■ Exercise task
Make an exact copy of the listing below.

======

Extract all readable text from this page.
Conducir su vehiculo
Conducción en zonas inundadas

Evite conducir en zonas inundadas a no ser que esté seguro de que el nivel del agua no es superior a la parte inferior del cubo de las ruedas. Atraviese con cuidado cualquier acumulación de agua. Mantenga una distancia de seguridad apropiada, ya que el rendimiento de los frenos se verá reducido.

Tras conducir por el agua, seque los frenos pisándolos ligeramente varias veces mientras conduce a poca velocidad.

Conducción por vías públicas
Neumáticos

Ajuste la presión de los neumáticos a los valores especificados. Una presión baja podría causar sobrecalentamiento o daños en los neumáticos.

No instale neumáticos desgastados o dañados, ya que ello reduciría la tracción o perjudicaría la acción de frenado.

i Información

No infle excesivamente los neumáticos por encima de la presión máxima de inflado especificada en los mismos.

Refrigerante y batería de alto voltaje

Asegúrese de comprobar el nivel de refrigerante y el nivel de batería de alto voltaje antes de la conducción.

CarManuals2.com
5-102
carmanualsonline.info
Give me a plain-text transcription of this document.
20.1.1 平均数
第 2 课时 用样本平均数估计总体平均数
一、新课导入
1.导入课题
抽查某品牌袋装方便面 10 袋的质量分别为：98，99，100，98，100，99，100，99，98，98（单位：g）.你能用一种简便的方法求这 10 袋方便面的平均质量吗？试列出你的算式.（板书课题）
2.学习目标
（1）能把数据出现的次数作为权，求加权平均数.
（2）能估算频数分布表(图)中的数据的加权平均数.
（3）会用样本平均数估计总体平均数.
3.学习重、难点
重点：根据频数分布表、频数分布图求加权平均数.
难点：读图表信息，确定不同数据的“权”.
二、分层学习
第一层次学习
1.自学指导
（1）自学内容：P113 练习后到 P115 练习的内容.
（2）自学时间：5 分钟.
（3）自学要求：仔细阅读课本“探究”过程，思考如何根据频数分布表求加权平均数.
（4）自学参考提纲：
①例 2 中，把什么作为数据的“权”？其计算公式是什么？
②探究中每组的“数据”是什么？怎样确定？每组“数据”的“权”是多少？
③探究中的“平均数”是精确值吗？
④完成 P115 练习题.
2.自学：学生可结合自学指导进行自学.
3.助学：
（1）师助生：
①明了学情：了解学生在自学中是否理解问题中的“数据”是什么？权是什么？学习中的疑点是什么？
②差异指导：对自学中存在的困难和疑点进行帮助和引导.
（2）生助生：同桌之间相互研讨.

======

■ Solution for this task
Extract all readable text from this page.
Conducir su vehiculo
Conducción en zonas inundadas

Evite conducir en zonas inundadas a no ser que esté seguro de que el nivel del agua no es superior a la parte inferior del cubo de las ruedas. Atraviese con cuidado cualquier acumulación de agua. Mantenga una distancia de seguridad apropiada, ya que el rendimiento de los frenos se verá reducido.

Tras conducir por el agua, seque los frenos pisándolos ligeramente varias veces mientras conduce a poca velocidad.

Conducción por vías públicas
Neumáticos

Ajuste la presión de los neumáticos a los valores especificados. Una presión baja podría causar sobrecalentamiento o daños en los neumáticos.

No instale neumáticos desgastados o dañados, ya que ello reduciría la tracción o perjudicaría la acción de frenado.

i Información

No infle excesivamente los neumáticos por encima de la presión máxima de inflado especificada en los mismos.

Refrigerante y batería de alto voltaje

Asegúrese de comprobar el nivel de refrigerante y el nivel de batería de alto voltaje antes de la conducción.

CarManuals2.com
5-102
carmanualsonline.info
Give me a plain-text transcription of this document.
20.1.1 平均数
第 2 课时 用样本平均数估计总体平均数
一、新课导入
1.导入课题
抽查某品牌袋装方便面 10 袋的质量分别为：98，99，100，98，100，99，100，99，98，98（单位：g）.你能用一种简便的方法求这 10 袋方便面的平均质量吗？试列出你的算式.（板书课题）
2.学习目标
（1）能把数据出现的次数作为权，求加权平均数.
（2）能估算频数分布表(图)中的数据的加权平均数.
（3）会用样本平均数估计总体平均数.
3.学习重、难点
重点：根据频数分布表、频数分布图求加权平均数.
难点：读图表信息，确定不同数据的“权”.
二、分层学习
第一层次学习
1.自学指导
（1）自学内容：P113 练习后到 P115 练习的内容.
（2）自学时间：5 分钟.
（3）自学要求：仔细阅读课本“探究”过程，思考如何根据频数分布表求加权平均数.
（4）自学参考提纲：
①例 2 中，把什么作为数据的“权”？其计算公式是什么？
②探究中每组的“数据”是什么？怎样确定？每组“数据”的“权”是多少？
③探究中的“平均数”是精确值吗？
④完成 P115 练习题.
2.自学：学生可结合自学指导进行自学.
3.助学：
（1）师助生：
①明了学情：了解学生在自学中是否理解问题中的“数据”是什么？权是什么？学习中的疑点是什么？
②差异指导：对自学中存在的困难和疑点进行帮助和引导.
（2）生助生：同桌之间相互研讨.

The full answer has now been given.